DIRECTIVE: Copy out each line containing "title" from the entries below.

INFORMATION SHOWN:
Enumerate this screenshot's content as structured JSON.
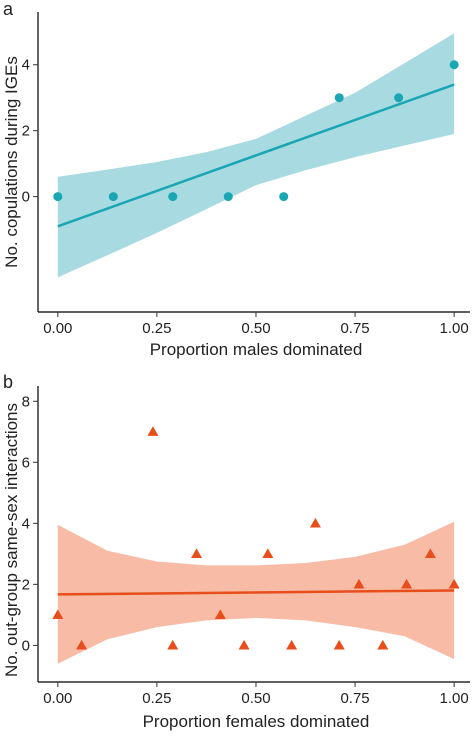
{
  "chart_data": [
    {
      "type": "scatter",
      "panel_label": "a",
      "xlabel": "Proportion males dominated",
      "ylabel": "No. copulations during IGEs",
      "xlim": [
        -0.05,
        1.04
      ],
      "ylim": [
        -3.5,
        5.6
      ],
      "x_ticks": [
        0,
        0.25,
        0.5,
        0.75,
        1
      ],
      "x_tick_labels": [
        "0.00",
        "0.25",
        "0.50",
        "0.75",
        "1.00"
      ],
      "y_ticks": [
        0,
        2,
        4
      ],
      "y_tick_labels": [
        "0",
        "2",
        "4"
      ],
      "grid": false,
      "marker": "circle",
      "colors": {
        "points": "#1aa6b3",
        "line": "#1aa6b3",
        "band": "#a8dbe1"
      },
      "series": [
        {
          "x": [
            0.0,
            0.14,
            0.29,
            0.43,
            0.57,
            0.71,
            0.86,
            1.0
          ],
          "y": [
            0,
            0,
            0,
            0,
            0,
            3,
            3,
            4
          ]
        }
      ],
      "fit": {
        "x": [
          0,
          1
        ],
        "y": [
          -0.9,
          3.4
        ]
      },
      "band": {
        "x": [
          0,
          0.125,
          0.25,
          0.375,
          0.5,
          0.625,
          0.75,
          0.875,
          1
        ],
        "upper": [
          0.6,
          0.82,
          1.05,
          1.35,
          1.75,
          2.45,
          3.15,
          4.05,
          4.95
        ],
        "lower": [
          -2.45,
          -1.78,
          -1.1,
          -0.38,
          0.35,
          0.8,
          1.2,
          1.55,
          1.9
        ]
      }
    },
    {
      "type": "scatter",
      "panel_label": "b",
      "xlabel": "Proportion females dominated",
      "ylabel": "No. out-group same-sex interactions",
      "xlim": [
        -0.05,
        1.04
      ],
      "ylim": [
        -1.2,
        8.5
      ],
      "x_ticks": [
        0,
        0.25,
        0.5,
        0.75,
        1
      ],
      "x_tick_labels": [
        "0.00",
        "0.25",
        "0.50",
        "0.75",
        "1.00"
      ],
      "y_ticks": [
        0,
        2,
        4,
        6,
        8
      ],
      "y_tick_labels": [
        "0",
        "2",
        "4",
        "6",
        "8"
      ],
      "grid": false,
      "marker": "triangle",
      "colors": {
        "points": "#e84e1b",
        "line": "#e84e1b",
        "band": "#f8bba6"
      },
      "series": [
        {
          "x": [
            0.0,
            0.06,
            0.24,
            0.29,
            0.35,
            0.41,
            0.47,
            0.53,
            0.59,
            0.65,
            0.71,
            0.76,
            0.82,
            0.88,
            0.94,
            1.0
          ],
          "y": [
            1,
            0,
            7,
            0,
            3,
            1,
            0,
            3,
            0,
            4,
            0,
            2,
            0,
            2,
            3,
            2
          ]
        }
      ],
      "fit": {
        "x": [
          0,
          1
        ],
        "y": [
          1.67,
          1.8
        ]
      },
      "band": {
        "x": [
          0,
          0.125,
          0.25,
          0.375,
          0.5,
          0.625,
          0.75,
          0.875,
          1
        ],
        "upper": [
          3.95,
          3.1,
          2.75,
          2.62,
          2.62,
          2.7,
          2.9,
          3.3,
          4.05
        ],
        "lower": [
          -0.6,
          0.2,
          0.6,
          0.82,
          0.9,
          0.82,
          0.6,
          0.3,
          -0.45
        ]
      }
    }
  ]
}
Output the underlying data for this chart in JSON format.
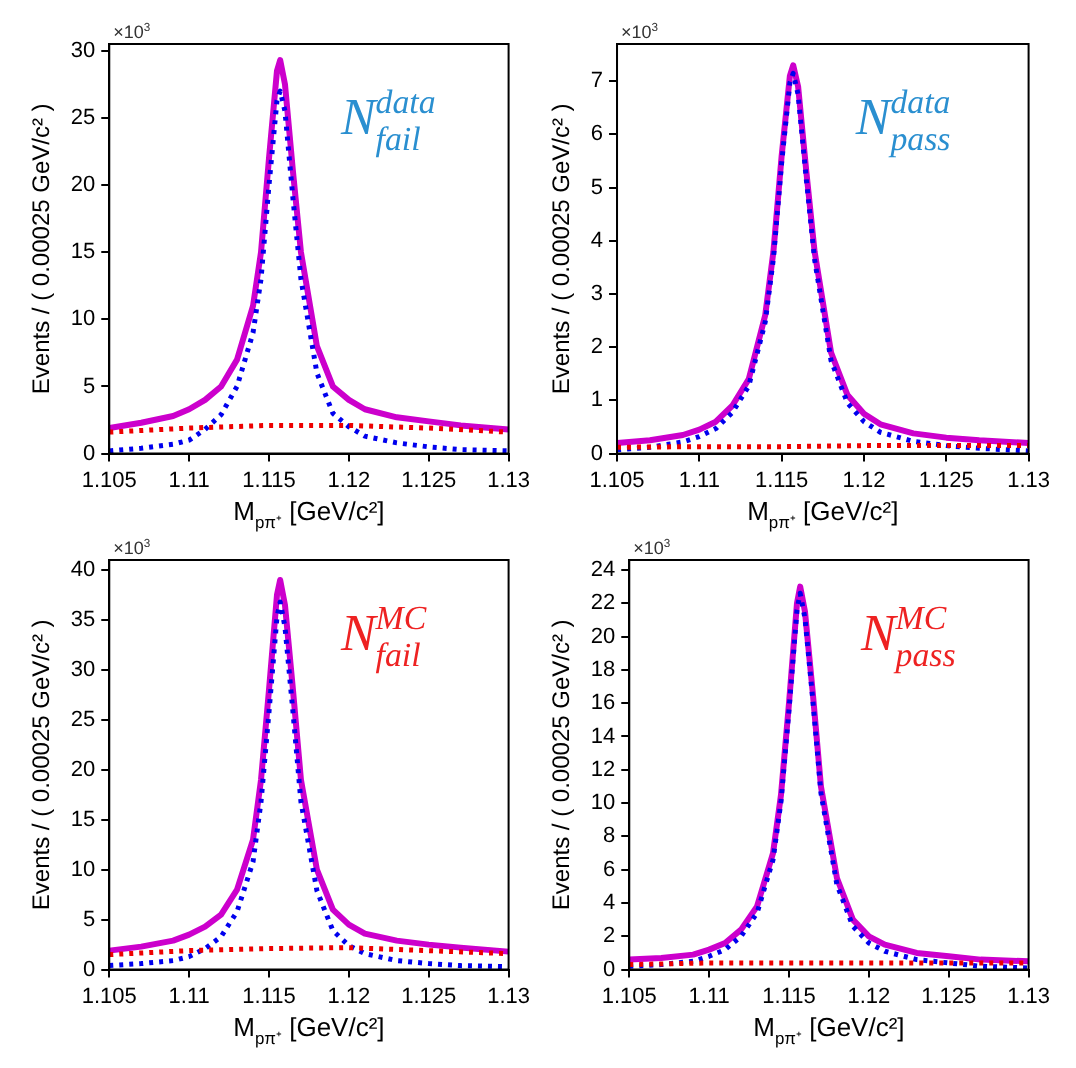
{
  "chart_data": [
    {
      "type": "line",
      "title": "N$^{data}$$_{fail}$",
      "xlabel": "M$_{pπ⁺}$ [GeV/c²]",
      "ylabel": "Events / ( 0.00025 GeV/c² )",
      "annotations": [
        "×10$^{3}$"
      ],
      "xlim": [
        1.105,
        1.13
      ],
      "xticks": [
        1.105,
        1.11,
        1.115,
        1.12,
        1.125,
        1.13
      ],
      "ylim": [
        0,
        30.5
      ],
      "yticks": [
        0,
        5,
        10,
        15,
        20,
        25,
        30
      ],
      "grid": false,
      "legend": false,
      "marker": "none",
      "x": [
        1.105,
        1.107,
        1.109,
        1.11,
        1.111,
        1.112,
        1.113,
        1.114,
        1.1145,
        1.115,
        1.1155,
        1.1157,
        1.116,
        1.1165,
        1.117,
        1.118,
        1.119,
        1.12,
        1.121,
        1.123,
        1.125,
        1.127,
        1.13
      ],
      "series": [
        {
          "color": "#cc00cc",
          "line_style": "solid",
          "values": [
            1.9,
            2.3,
            2.8,
            3.3,
            4.0,
            5.0,
            7.0,
            11,
            15,
            22,
            28.5,
            29.3,
            27.5,
            21,
            15,
            8,
            5,
            4,
            3.3,
            2.7,
            2.4,
            2.1,
            1.8
          ]
        },
        {
          "color": "#0000ee",
          "line_style": "dotted",
          "values": [
            0.2,
            0.4,
            0.7,
            1.0,
            1.8,
            2.9,
            5,
            9,
            13,
            20,
            26.3,
            27,
            25.5,
            19,
            13,
            6,
            3,
            2,
            1.3,
            0.8,
            0.5,
            0.3,
            0.2
          ]
        },
        {
          "color": "#ee0000",
          "line_style": "dotted",
          "x": [
            1.105,
            1.11,
            1.115,
            1.12,
            1.125,
            1.13
          ],
          "values": [
            1.6,
            1.9,
            2.1,
            2.1,
            1.9,
            1.6
          ]
        }
      ]
    },
    {
      "type": "line",
      "title": "N$^{data}$$_{pass}$",
      "xlabel": "M$_{pπ⁺}$ [GeV/c²]",
      "ylabel": "Events / ( 0.00025 GeV/c² )",
      "annotations": [
        "×10$^{3}$"
      ],
      "xlim": [
        1.105,
        1.13
      ],
      "xticks": [
        1.105,
        1.11,
        1.115,
        1.12,
        1.125,
        1.13
      ],
      "ylim": [
        0,
        7.7
      ],
      "yticks": [
        0,
        1,
        2,
        3,
        4,
        5,
        6,
        7
      ],
      "grid": false,
      "legend": false,
      "marker": "none",
      "x": [
        1.105,
        1.107,
        1.109,
        1.11,
        1.111,
        1.112,
        1.113,
        1.114,
        1.1145,
        1.115,
        1.1155,
        1.1157,
        1.116,
        1.1165,
        1.117,
        1.118,
        1.119,
        1.12,
        1.121,
        1.123,
        1.125,
        1.127,
        1.13
      ],
      "series": [
        {
          "color": "#cc00cc",
          "line_style": "solid",
          "values": [
            0.2,
            0.25,
            0.35,
            0.45,
            0.6,
            0.9,
            1.4,
            2.6,
            3.8,
            5.6,
            7.1,
            7.3,
            6.9,
            5.3,
            3.8,
            1.9,
            1.1,
            0.75,
            0.55,
            0.38,
            0.3,
            0.25,
            0.2
          ]
        },
        {
          "color": "#0000ee",
          "line_style": "dotted",
          "values": [
            0.07,
            0.12,
            0.22,
            0.32,
            0.47,
            0.77,
            1.27,
            2.47,
            3.67,
            5.47,
            6.97,
            7.15,
            6.75,
            5.15,
            3.65,
            1.75,
            0.95,
            0.6,
            0.4,
            0.23,
            0.15,
            0.1,
            0.05
          ]
        },
        {
          "color": "#ee0000",
          "line_style": "dotted",
          "x": [
            1.105,
            1.11,
            1.115,
            1.12,
            1.125,
            1.13
          ],
          "values": [
            0.12,
            0.13,
            0.13,
            0.15,
            0.15,
            0.15
          ]
        }
      ]
    },
    {
      "type": "line",
      "title": "N$^{MC}$$_{fail}$",
      "xlabel": "M$_{pπ⁺}$ [GeV/c²]",
      "ylabel": "Events / ( 0.00025 GeV/c² )",
      "annotations": [
        "×10$^{3}$"
      ],
      "xlim": [
        1.105,
        1.13
      ],
      "xticks": [
        1.105,
        1.11,
        1.115,
        1.12,
        1.125,
        1.13
      ],
      "ylim": [
        0,
        41
      ],
      "yticks": [
        0,
        5,
        10,
        15,
        20,
        25,
        30,
        35,
        40
      ],
      "grid": false,
      "legend": false,
      "marker": "none",
      "x": [
        1.105,
        1.107,
        1.109,
        1.11,
        1.111,
        1.112,
        1.113,
        1.114,
        1.1145,
        1.115,
        1.1155,
        1.1157,
        1.116,
        1.1165,
        1.117,
        1.118,
        1.119,
        1.12,
        1.121,
        1.123,
        1.125,
        1.127,
        1.13
      ],
      "series": [
        {
          "color": "#cc00cc",
          "line_style": "solid",
          "values": [
            1.9,
            2.3,
            2.9,
            3.5,
            4.3,
            5.5,
            8,
            13,
            19,
            28,
            37.5,
            39,
            36.5,
            28,
            19,
            10,
            6,
            4.5,
            3.6,
            2.9,
            2.5,
            2.2,
            1.8
          ]
        },
        {
          "color": "#0000ee",
          "line_style": "dotted",
          "values": [
            0.4,
            0.6,
            0.9,
            1.3,
            2.1,
            3.3,
            5.8,
            10.8,
            16.8,
            25.8,
            35.3,
            36.8,
            34.3,
            25.8,
            16.8,
            7.9,
            3.9,
            2.4,
            1.6,
            0.9,
            0.6,
            0.4,
            0.3
          ]
        },
        {
          "color": "#ee0000",
          "line_style": "dotted",
          "x": [
            1.105,
            1.11,
            1.115,
            1.12,
            1.125,
            1.13
          ],
          "values": [
            1.5,
            1.9,
            2.1,
            2.2,
            1.9,
            1.6
          ]
        }
      ]
    },
    {
      "type": "line",
      "title": "N$^{MC}$$_{pass}$",
      "xlabel": "M$_{pπ⁺}$ [GeV/c²]",
      "ylabel": "Events / ( 0.00025 GeV/c² )",
      "annotations": [
        "×10$^{3}$"
      ],
      "xlim": [
        1.105,
        1.13
      ],
      "xticks": [
        1.105,
        1.11,
        1.115,
        1.12,
        1.125,
        1.13
      ],
      "ylim": [
        0,
        24.6
      ],
      "yticks": [
        0,
        2,
        4,
        6,
        8,
        10,
        12,
        14,
        16,
        18,
        20,
        22,
        24
      ],
      "grid": false,
      "legend": false,
      "marker": "none",
      "x": [
        1.105,
        1.107,
        1.109,
        1.11,
        1.111,
        1.112,
        1.113,
        1.114,
        1.1145,
        1.115,
        1.1155,
        1.1157,
        1.116,
        1.1165,
        1.117,
        1.118,
        1.119,
        1.12,
        1.121,
        1.123,
        1.125,
        1.127,
        1.13
      ],
      "series": [
        {
          "color": "#cc00cc",
          "line_style": "solid",
          "values": [
            0.6,
            0.7,
            0.9,
            1.2,
            1.6,
            2.4,
            3.8,
            7,
            10.5,
            16,
            22,
            23,
            21.5,
            16.5,
            11,
            5.5,
            3,
            2,
            1.5,
            1.0,
            0.8,
            0.6,
            0.5
          ]
        },
        {
          "color": "#0000ee",
          "line_style": "dotted",
          "values": [
            0.2,
            0.3,
            0.5,
            0.8,
            1.2,
            2.0,
            3.4,
            6.6,
            10.1,
            15.6,
            21.6,
            22.6,
            21.1,
            16.1,
            10.6,
            5.1,
            2.6,
            1.6,
            1.1,
            0.6,
            0.4,
            0.2,
            0.1
          ]
        },
        {
          "color": "#ee0000",
          "line_style": "dotted",
          "x": [
            1.105,
            1.11,
            1.115,
            1.12,
            1.125,
            1.13
          ],
          "values": [
            0.3,
            0.4,
            0.4,
            0.4,
            0.4,
            0.4
          ]
        }
      ]
    }
  ]
}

RESPONSE:
      "title": "N$^{data}$$_{fail}$",
      "title": "N$^{data}$$_{pass}$",
      "title": "N$^{MC}$$_{fail}$",
      "title": "N$^{MC}$$_{pass}$",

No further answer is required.